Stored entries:
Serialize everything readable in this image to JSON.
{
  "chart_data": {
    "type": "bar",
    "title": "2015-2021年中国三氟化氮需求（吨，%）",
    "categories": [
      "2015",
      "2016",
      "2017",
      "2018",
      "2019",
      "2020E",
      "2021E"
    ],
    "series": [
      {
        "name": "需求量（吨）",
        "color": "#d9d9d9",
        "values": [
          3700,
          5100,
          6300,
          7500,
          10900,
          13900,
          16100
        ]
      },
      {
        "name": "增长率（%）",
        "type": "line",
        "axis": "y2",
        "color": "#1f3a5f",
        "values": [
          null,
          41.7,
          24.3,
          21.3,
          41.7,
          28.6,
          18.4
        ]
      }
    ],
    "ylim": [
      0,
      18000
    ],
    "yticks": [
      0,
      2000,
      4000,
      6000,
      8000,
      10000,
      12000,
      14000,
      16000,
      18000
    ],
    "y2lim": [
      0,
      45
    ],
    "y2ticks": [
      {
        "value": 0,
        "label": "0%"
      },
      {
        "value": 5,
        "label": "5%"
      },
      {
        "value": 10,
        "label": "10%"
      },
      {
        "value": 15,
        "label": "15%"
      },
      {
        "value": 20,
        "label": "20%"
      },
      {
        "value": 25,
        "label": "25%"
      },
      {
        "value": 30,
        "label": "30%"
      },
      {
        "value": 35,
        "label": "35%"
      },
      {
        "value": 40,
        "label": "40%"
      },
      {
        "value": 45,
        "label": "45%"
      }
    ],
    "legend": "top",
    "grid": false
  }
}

| THE PROBLEM |
Output each entry precisely as given.

| SOLUTION |
Serialize everything readable in this image to JSON.
{
  "chart_data": {
    "type": "bar",
    "title": "2015-2021年中国三氟化氮需求（吨，%）",
    "categories": [
      "2015",
      "2016",
      "2017",
      "2018",
      "2019",
      "2020E",
      "2021E"
    ],
    "series": [
      {
        "name": "需求量（吨）",
        "color": "#d9d9d9",
        "values": [
          3700,
          5100,
          6300,
          7500,
          10900,
          13900,
          16100
        ]
      },
      {
        "name": "增长率（%）",
        "type": "line",
        "axis": "y2",
        "color": "#1f3a5f",
        "values": [
          null,
          41.7,
          24.3,
          21.3,
          41.7,
          28.6,
          18.4
        ]
      }
    ],
    "ylim": [
      0,
      18000
    ],
    "yticks": [
      0,
      2000,
      4000,
      6000,
      8000,
      10000,
      12000,
      14000,
      16000,
      18000
    ],
    "y2lim": [
      0,
      45
    ],
    "y2ticks": [
      {
        "value": 0,
        "label": "0%"
      },
      {
        "value": 5,
        "label": "5%"
      },
      {
        "value": 10,
        "label": "10%"
      },
      {
        "value": 15,
        "label": "15%"
      },
      {
        "value": 20,
        "label": "20%"
      },
      {
        "value": 25,
        "label": "25%"
      },
      {
        "value": 30,
        "label": "30%"
      },
      {
        "value": 35,
        "label": "35%"
      },
      {
        "value": 40,
        "label": "40%"
      },
      {
        "value": 45,
        "label": "45%"
      }
    ],
    "legend": "top",
    "grid": false
  }
}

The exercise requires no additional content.